:: Listed records
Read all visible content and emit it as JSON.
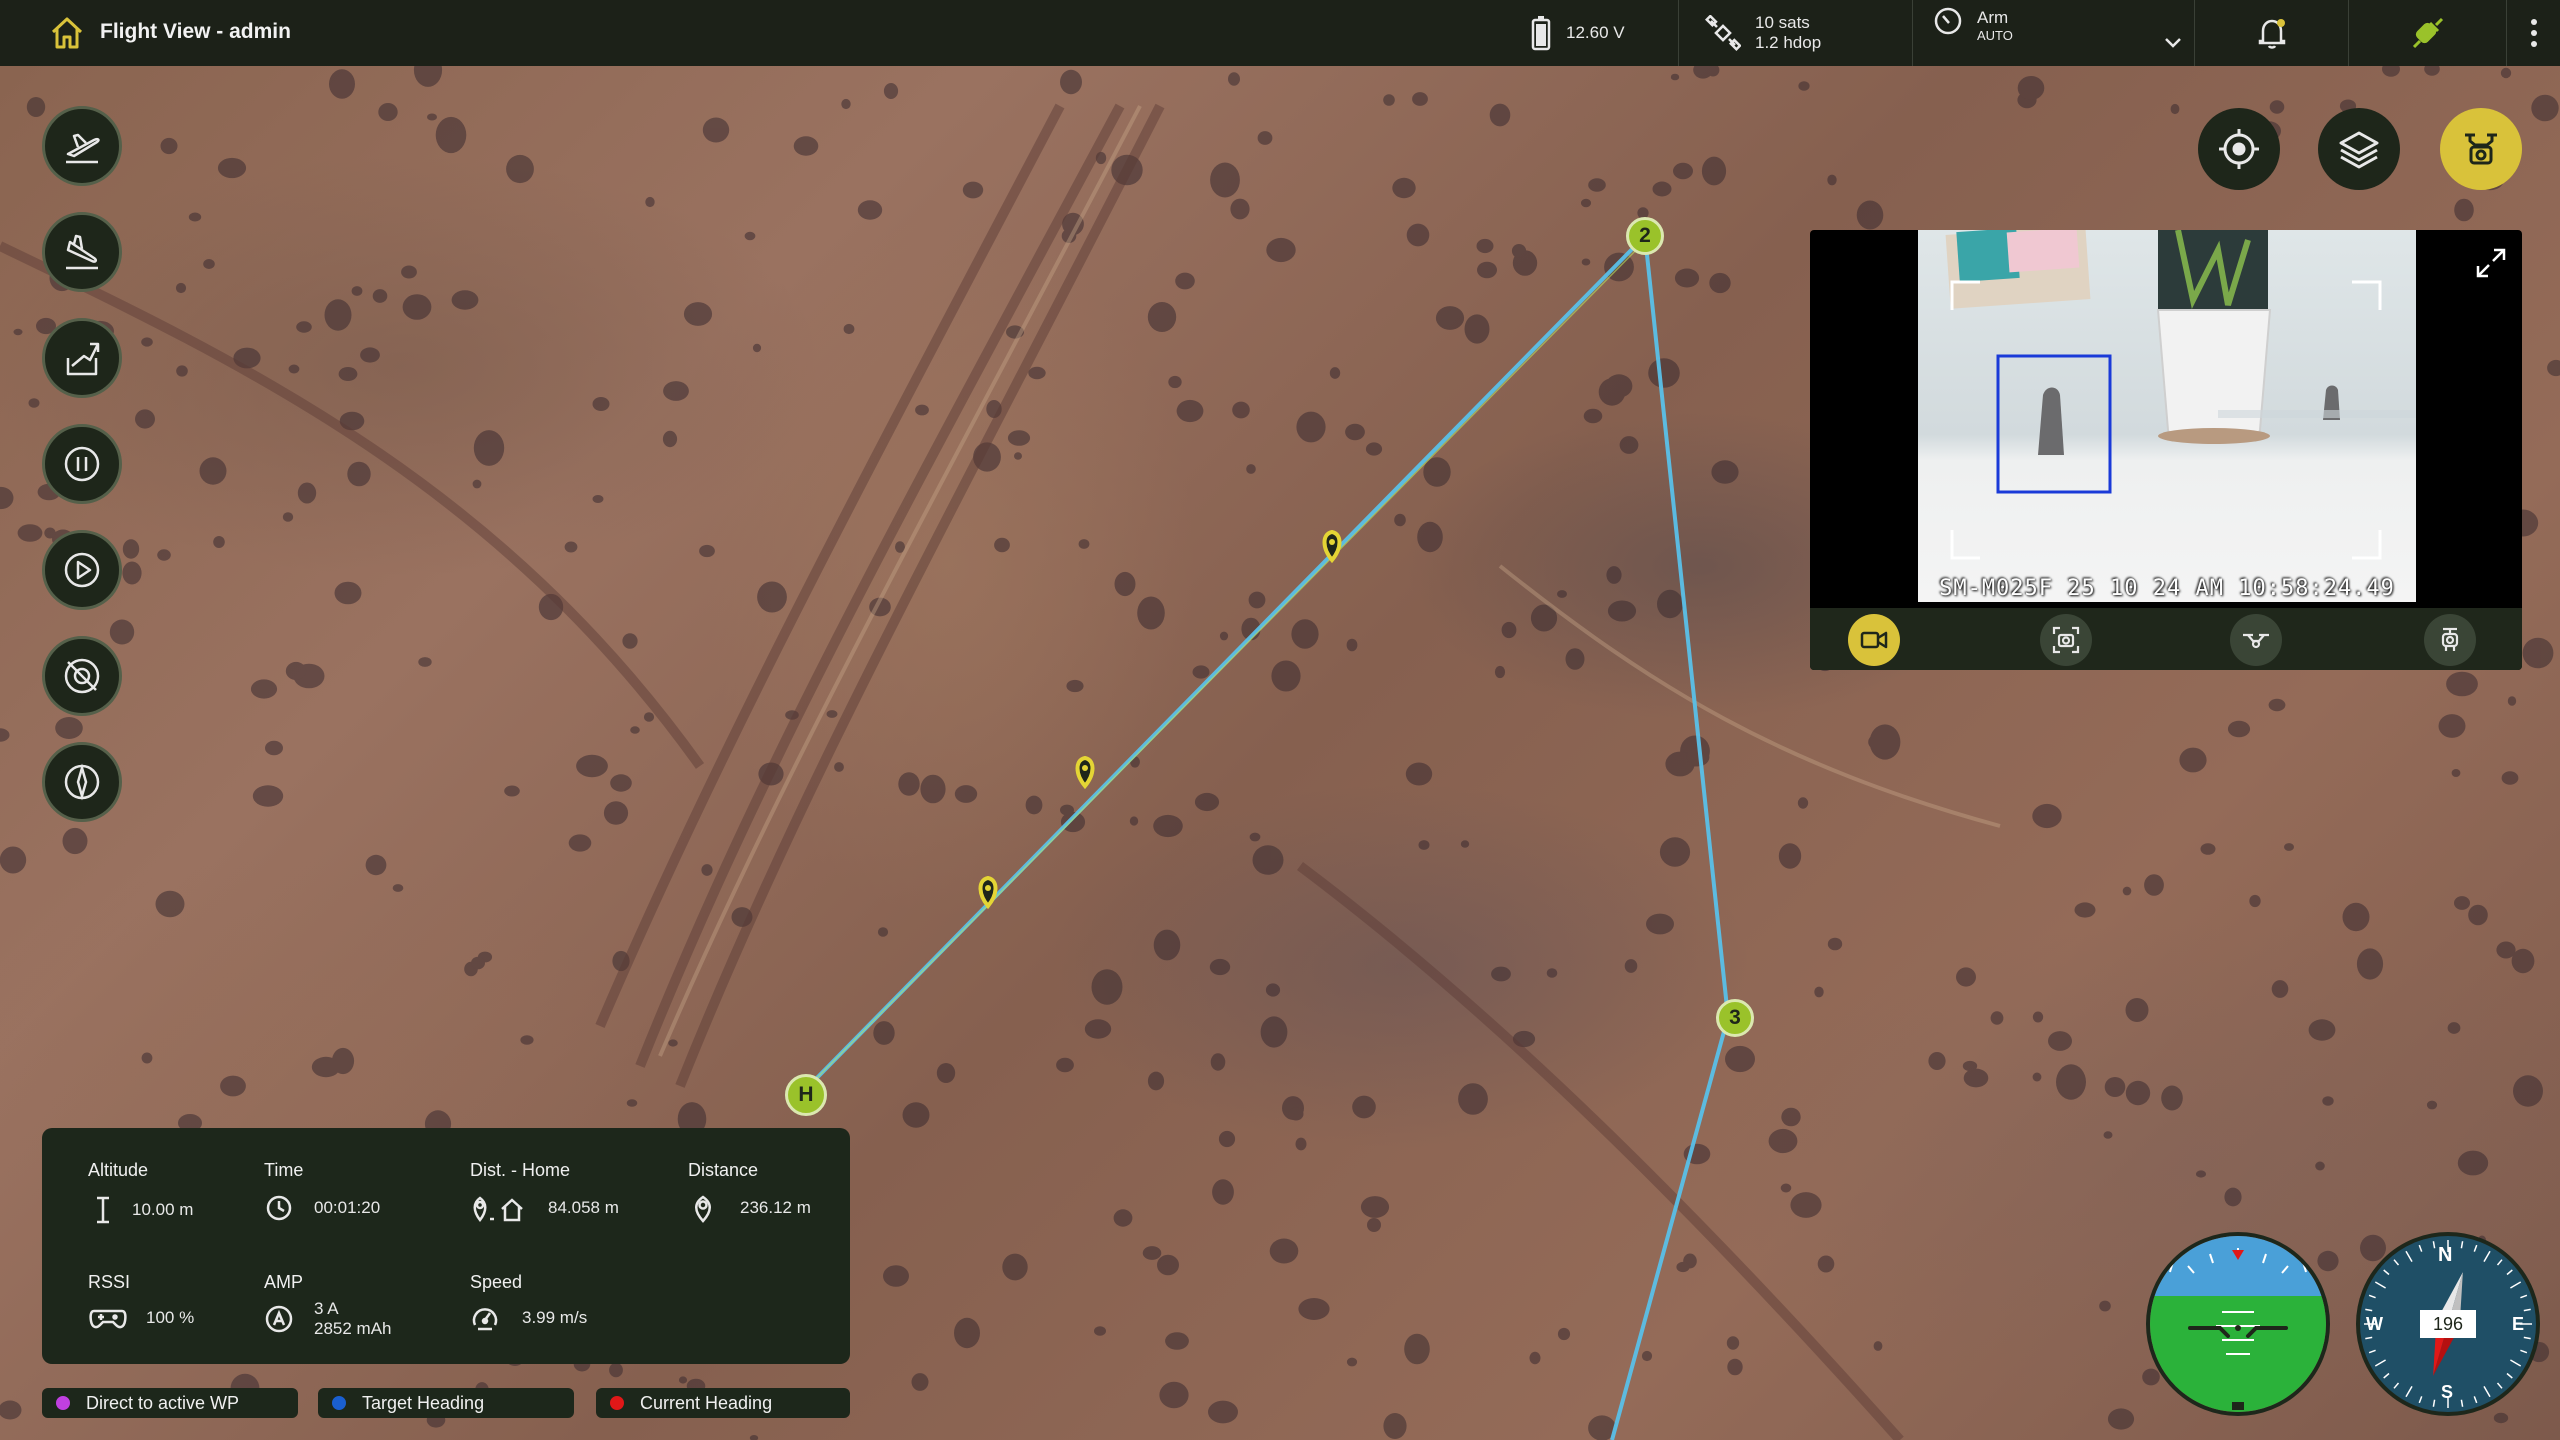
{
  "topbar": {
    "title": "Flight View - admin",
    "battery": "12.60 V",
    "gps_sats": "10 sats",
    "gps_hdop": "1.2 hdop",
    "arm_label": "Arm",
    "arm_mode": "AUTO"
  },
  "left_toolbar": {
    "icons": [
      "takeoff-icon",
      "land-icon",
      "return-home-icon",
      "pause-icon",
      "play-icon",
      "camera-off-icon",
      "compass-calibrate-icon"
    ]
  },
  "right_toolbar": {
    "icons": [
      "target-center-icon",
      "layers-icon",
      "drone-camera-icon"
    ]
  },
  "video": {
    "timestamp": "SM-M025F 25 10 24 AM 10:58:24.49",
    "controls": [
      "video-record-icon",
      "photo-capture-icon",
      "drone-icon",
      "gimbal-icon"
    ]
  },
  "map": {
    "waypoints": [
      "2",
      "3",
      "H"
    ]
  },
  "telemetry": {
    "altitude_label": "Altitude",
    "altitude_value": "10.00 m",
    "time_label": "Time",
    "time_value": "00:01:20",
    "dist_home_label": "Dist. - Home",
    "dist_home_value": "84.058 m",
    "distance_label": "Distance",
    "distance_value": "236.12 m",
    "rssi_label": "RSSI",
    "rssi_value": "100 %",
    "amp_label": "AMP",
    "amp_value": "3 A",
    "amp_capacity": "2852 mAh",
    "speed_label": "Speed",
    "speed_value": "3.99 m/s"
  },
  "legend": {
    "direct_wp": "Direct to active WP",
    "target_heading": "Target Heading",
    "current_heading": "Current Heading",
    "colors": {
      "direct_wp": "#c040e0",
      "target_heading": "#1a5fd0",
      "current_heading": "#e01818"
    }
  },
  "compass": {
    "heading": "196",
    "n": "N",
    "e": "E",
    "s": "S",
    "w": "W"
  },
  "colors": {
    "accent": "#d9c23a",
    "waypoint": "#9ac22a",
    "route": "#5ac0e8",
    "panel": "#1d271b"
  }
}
::::
**Description of the task:**
Reproduce the records verbatim, omitting all images they contain.

**Written reply:**
Read all visible content and emit it as JSON.
{
  "topbar": {
    "title": "Flight View - admin",
    "battery": "12.60 V",
    "gps_sats": "10 sats",
    "gps_hdop": "1.2 hdop",
    "arm_label": "Arm",
    "arm_mode": "AUTO"
  },
  "left_toolbar": {
    "icons": [
      "takeoff-icon",
      "land-icon",
      "return-home-icon",
      "pause-icon",
      "play-icon",
      "camera-off-icon",
      "compass-calibrate-icon"
    ]
  },
  "right_toolbar": {
    "icons": [
      "target-center-icon",
      "layers-icon",
      "drone-camera-icon"
    ]
  },
  "video": {
    "timestamp": "SM-M025F 25 10 24 AM 10:58:24.49",
    "controls": [
      "video-record-icon",
      "photo-capture-icon",
      "drone-icon",
      "gimbal-icon"
    ]
  },
  "map": {
    "waypoints": [
      "2",
      "3",
      "H"
    ]
  },
  "telemetry": {
    "altitude_label": "Altitude",
    "altitude_value": "10.00 m",
    "time_label": "Time",
    "time_value": "00:01:20",
    "dist_home_label": "Dist. - Home",
    "dist_home_value": "84.058 m",
    "distance_label": "Distance",
    "distance_value": "236.12 m",
    "rssi_label": "RSSI",
    "rssi_value": "100 %",
    "amp_label": "AMP",
    "amp_value": "3 A",
    "amp_capacity": "2852 mAh",
    "speed_label": "Speed",
    "speed_value": "3.99 m/s"
  },
  "legend": {
    "direct_wp": "Direct to active WP",
    "target_heading": "Target Heading",
    "current_heading": "Current Heading",
    "colors": {
      "direct_wp": "#c040e0",
      "target_heading": "#1a5fd0",
      "current_heading": "#e01818"
    }
  },
  "compass": {
    "heading": "196",
    "n": "N",
    "e": "E",
    "s": "S",
    "w": "W"
  },
  "colors": {
    "accent": "#d9c23a",
    "waypoint": "#9ac22a",
    "route": "#5ac0e8",
    "panel": "#1d271b"
  }
}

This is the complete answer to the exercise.